> [GIVEN INSTRUCTION]:
Find the lines holding the word "this" and collect them.

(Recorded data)
|---|

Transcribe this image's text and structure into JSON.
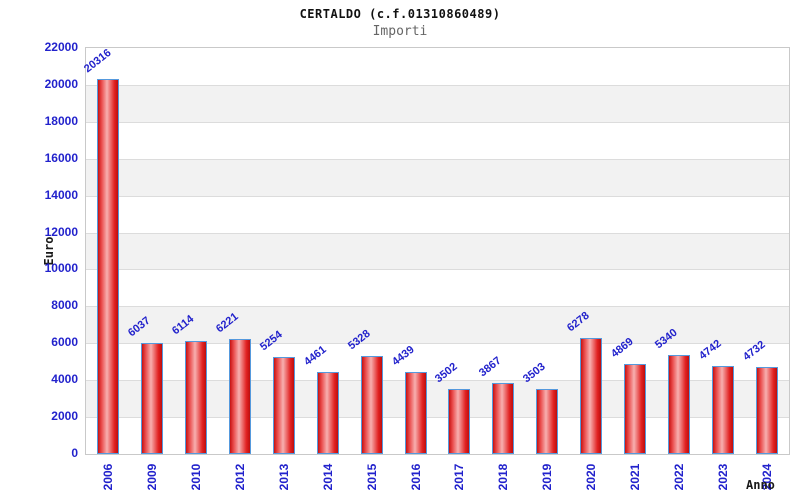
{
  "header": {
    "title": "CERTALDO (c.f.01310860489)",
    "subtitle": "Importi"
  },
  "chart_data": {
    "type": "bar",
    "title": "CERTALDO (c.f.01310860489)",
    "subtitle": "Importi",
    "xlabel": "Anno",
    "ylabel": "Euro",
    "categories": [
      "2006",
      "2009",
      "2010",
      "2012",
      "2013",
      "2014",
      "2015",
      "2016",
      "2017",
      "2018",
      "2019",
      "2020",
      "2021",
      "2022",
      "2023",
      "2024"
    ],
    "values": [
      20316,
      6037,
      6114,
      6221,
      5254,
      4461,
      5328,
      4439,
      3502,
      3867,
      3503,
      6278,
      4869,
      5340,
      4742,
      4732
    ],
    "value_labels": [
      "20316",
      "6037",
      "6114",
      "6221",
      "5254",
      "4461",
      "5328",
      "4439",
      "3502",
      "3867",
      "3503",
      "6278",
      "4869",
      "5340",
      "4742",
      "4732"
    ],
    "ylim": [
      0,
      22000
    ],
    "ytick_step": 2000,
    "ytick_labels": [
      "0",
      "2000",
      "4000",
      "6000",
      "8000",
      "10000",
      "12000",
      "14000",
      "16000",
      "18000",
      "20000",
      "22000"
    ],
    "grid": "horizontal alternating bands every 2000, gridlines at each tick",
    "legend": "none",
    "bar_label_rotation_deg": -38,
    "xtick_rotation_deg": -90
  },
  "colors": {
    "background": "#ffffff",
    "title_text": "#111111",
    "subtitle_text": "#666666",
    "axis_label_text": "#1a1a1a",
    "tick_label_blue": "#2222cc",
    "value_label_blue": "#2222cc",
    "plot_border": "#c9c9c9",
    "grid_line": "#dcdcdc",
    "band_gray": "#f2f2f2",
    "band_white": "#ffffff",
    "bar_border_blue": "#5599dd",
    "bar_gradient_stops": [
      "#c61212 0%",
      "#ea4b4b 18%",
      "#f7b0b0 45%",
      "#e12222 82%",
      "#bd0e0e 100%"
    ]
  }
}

|---|

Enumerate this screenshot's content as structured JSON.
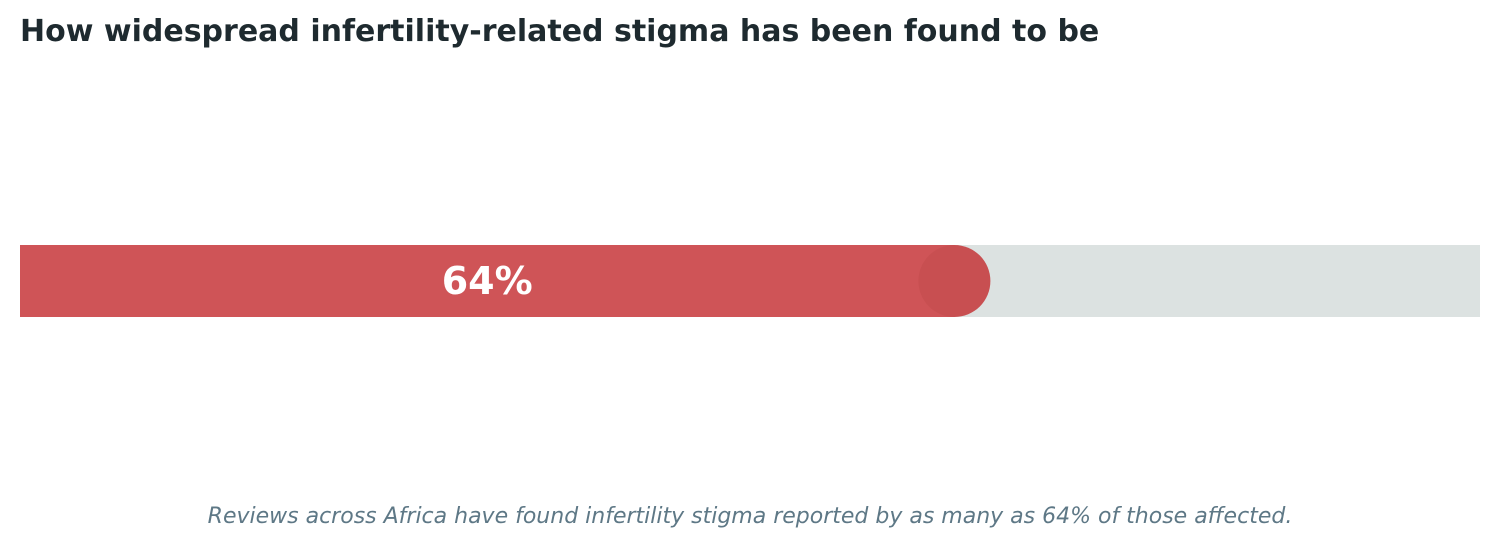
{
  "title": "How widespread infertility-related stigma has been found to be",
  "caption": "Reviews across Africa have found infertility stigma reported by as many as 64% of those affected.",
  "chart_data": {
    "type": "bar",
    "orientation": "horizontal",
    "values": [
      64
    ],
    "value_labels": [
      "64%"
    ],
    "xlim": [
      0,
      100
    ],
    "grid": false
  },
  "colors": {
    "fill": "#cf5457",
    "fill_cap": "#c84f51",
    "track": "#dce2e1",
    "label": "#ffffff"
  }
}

|---|

> [TASK RESPONSE]:
Transcribe this image's text and structure into JSON.
Enumerate this screenshot's content as structured JSON.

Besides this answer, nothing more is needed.